## begin

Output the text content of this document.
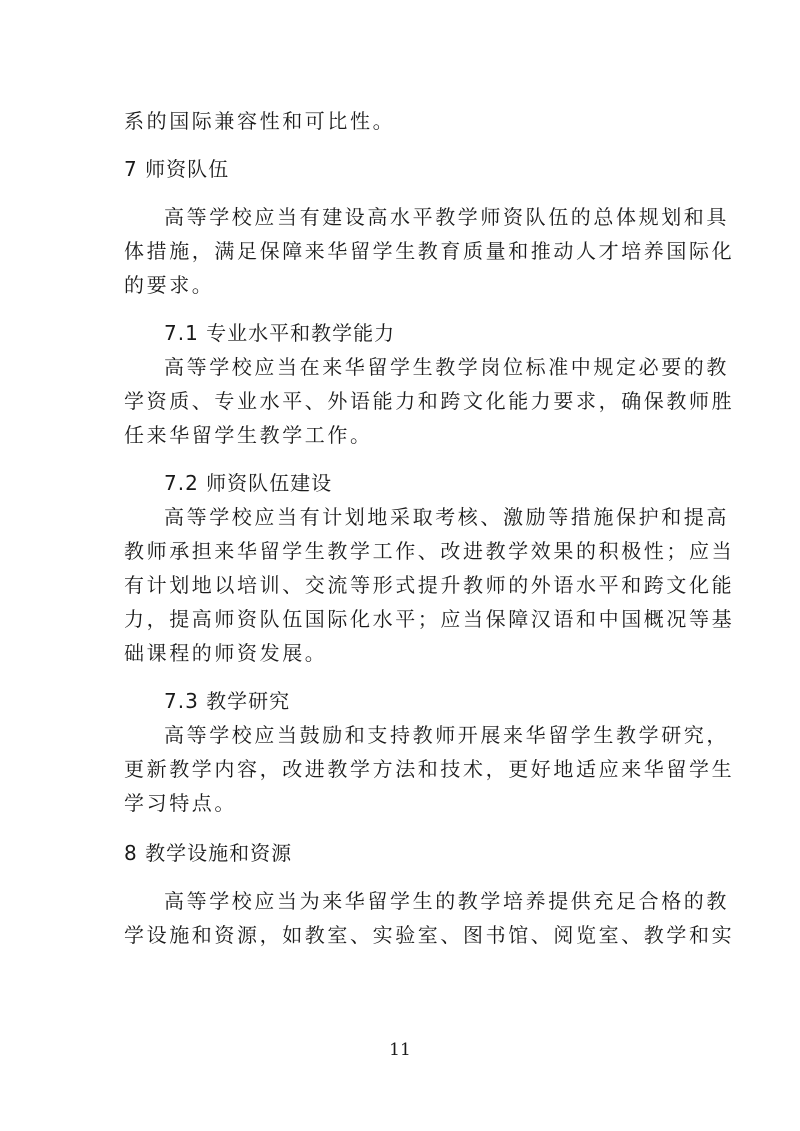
系的国际兼容性和可比性。
7 师资队伍
高等学校应当有建设高水平教学师资队伍的总体规划和具
体措施，满足保障来华留学生教育质量和推动人才培养国际化
的要求。
7.1 专业水平和教学能力
高等学校应当在来华留学生教学岗位标准中规定必要的教
学资质、专业水平、外语能力和跨文化能力要求，确保教师胜
任来华留学生教学工作。
7.2 师资队伍建设
高等学校应当有计划地采取考核、激励等措施保护和提高
教师承担来华留学生教学工作、改进教学效果的积极性；应当
有计划地以培训、交流等形式提升教师的外语水平和跨文化能
力，提高师资队伍国际化水平；应当保障汉语和中国概况等基
础课程的师资发展。
7.3 教学研究
高等学校应当鼓励和支持教师开展来华留学生教学研究，
更新教学内容，改进教学方法和技术，更好地适应来华留学生
学习特点。
8 教学设施和资源
高等学校应当为来华留学生的教学培养提供充足合格的教
学设施和资源，如教室、实验室、图书馆、阅览室、教学和实
11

## end

Write every entry out again exactly, dropping the pictures.

Output the text content of this document.
系的国际兼容性和可比性。
7 师资队伍
高等学校应当有建设高水平教学师资队伍的总体规划和具
体措施，满足保障来华留学生教育质量和推动人才培养国际化
的要求。
7.1 专业水平和教学能力
高等学校应当在来华留学生教学岗位标准中规定必要的教
学资质、专业水平、外语能力和跨文化能力要求，确保教师胜
任来华留学生教学工作。
7.2 师资队伍建设
高等学校应当有计划地采取考核、激励等措施保护和提高
教师承担来华留学生教学工作、改进教学效果的积极性；应当
有计划地以培训、交流等形式提升教师的外语水平和跨文化能
力，提高师资队伍国际化水平；应当保障汉语和中国概况等基
础课程的师资发展。
7.3 教学研究
高等学校应当鼓励和支持教师开展来华留学生教学研究，
更新教学内容，改进教学方法和技术，更好地适应来华留学生
学习特点。
8 教学设施和资源
高等学校应当为来华留学生的教学培养提供充足合格的教
学设施和资源，如教室、实验室、图书馆、阅览室、教学和实
11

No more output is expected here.